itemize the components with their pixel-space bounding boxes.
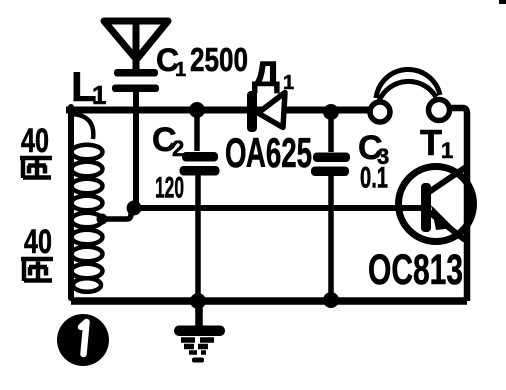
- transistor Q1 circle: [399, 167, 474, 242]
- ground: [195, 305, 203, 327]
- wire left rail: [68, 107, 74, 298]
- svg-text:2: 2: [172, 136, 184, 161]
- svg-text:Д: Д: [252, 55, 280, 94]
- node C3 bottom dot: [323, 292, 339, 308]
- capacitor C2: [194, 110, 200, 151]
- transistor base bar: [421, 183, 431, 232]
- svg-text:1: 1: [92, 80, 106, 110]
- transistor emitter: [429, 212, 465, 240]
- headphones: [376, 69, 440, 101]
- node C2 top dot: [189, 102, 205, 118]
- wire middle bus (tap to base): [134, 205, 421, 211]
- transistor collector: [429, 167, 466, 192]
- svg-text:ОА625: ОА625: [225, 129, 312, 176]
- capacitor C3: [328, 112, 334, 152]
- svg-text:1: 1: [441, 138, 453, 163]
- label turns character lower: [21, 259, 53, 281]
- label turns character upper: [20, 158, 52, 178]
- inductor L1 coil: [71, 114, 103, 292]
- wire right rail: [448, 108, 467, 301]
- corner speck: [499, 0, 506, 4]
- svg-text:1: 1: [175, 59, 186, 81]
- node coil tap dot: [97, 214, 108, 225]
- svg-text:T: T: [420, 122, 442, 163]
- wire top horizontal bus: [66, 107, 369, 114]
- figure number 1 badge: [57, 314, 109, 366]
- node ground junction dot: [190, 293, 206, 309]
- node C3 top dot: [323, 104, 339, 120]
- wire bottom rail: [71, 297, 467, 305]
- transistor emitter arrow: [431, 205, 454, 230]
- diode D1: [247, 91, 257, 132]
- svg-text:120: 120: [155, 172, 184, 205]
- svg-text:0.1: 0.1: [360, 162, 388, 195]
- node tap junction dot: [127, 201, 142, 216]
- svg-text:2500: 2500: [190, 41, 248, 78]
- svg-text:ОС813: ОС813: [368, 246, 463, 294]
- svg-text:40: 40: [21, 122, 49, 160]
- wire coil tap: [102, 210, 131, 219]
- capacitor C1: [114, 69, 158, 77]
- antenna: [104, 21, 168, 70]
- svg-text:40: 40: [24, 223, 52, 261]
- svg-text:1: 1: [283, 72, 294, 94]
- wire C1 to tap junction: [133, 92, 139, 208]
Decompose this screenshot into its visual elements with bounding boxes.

_What needs to be done_
Could you copy out the data above word for word, leaving out the picture?

_Task result_
itemize the components with their pixel-space bounding boxes.
- transistor Q1 circle: [399, 167, 474, 242]
- ground: [195, 305, 203, 327]
- wire left rail: [68, 107, 74, 298]
- svg-text:2: 2: [172, 136, 184, 161]
- svg-text:Д: Д: [252, 55, 280, 94]
- node C3 bottom dot: [323, 292, 339, 308]
- capacitor C2: [194, 110, 200, 151]
- transistor base bar: [421, 183, 431, 232]
- svg-text:1: 1: [92, 80, 106, 110]
- transistor emitter: [429, 212, 465, 240]
- headphones: [376, 69, 440, 101]
- node C2 top dot: [189, 102, 205, 118]
- wire middle bus (tap to base): [134, 205, 421, 211]
- transistor collector: [429, 167, 466, 192]
- svg-text:ОА625: ОА625: [225, 129, 312, 176]
- capacitor C3: [328, 112, 334, 152]
- svg-text:1: 1: [441, 138, 453, 163]
- label turns character lower: [21, 259, 53, 281]
- label turns character upper: [20, 158, 52, 178]
- inductor L1 coil: [71, 114, 103, 292]
- wire right rail: [448, 108, 467, 301]
- corner speck: [499, 0, 506, 4]
- svg-text:1: 1: [175, 59, 186, 81]
- node coil tap dot: [97, 214, 108, 225]
- svg-text:T: T: [420, 122, 442, 163]
- wire top horizontal bus: [66, 107, 369, 114]
- figure number 1 badge: [57, 314, 109, 366]
- node ground junction dot: [190, 293, 206, 309]
- node C3 top dot: [323, 104, 339, 120]
- wire bottom rail: [71, 297, 467, 305]
- transistor emitter arrow: [431, 205, 454, 230]
- diode D1: [247, 91, 257, 132]
- svg-text:120: 120: [155, 172, 184, 205]
- svg-text:0.1: 0.1: [360, 162, 388, 195]
- node tap junction dot: [127, 201, 142, 216]
- svg-text:2500: 2500: [190, 41, 248, 78]
- svg-text:ОС813: ОС813: [368, 246, 463, 294]
- svg-text:40: 40: [21, 122, 49, 160]
- wire coil tap: [102, 210, 131, 219]
- capacitor C1: [114, 69, 158, 77]
- antenna: [104, 21, 168, 70]
- svg-text:40: 40: [24, 223, 52, 261]
- svg-text:1: 1: [283, 72, 294, 94]
- wire C1 to tap junction: [133, 92, 139, 208]
Decompose this screenshot into its visual elements with bounding boxes.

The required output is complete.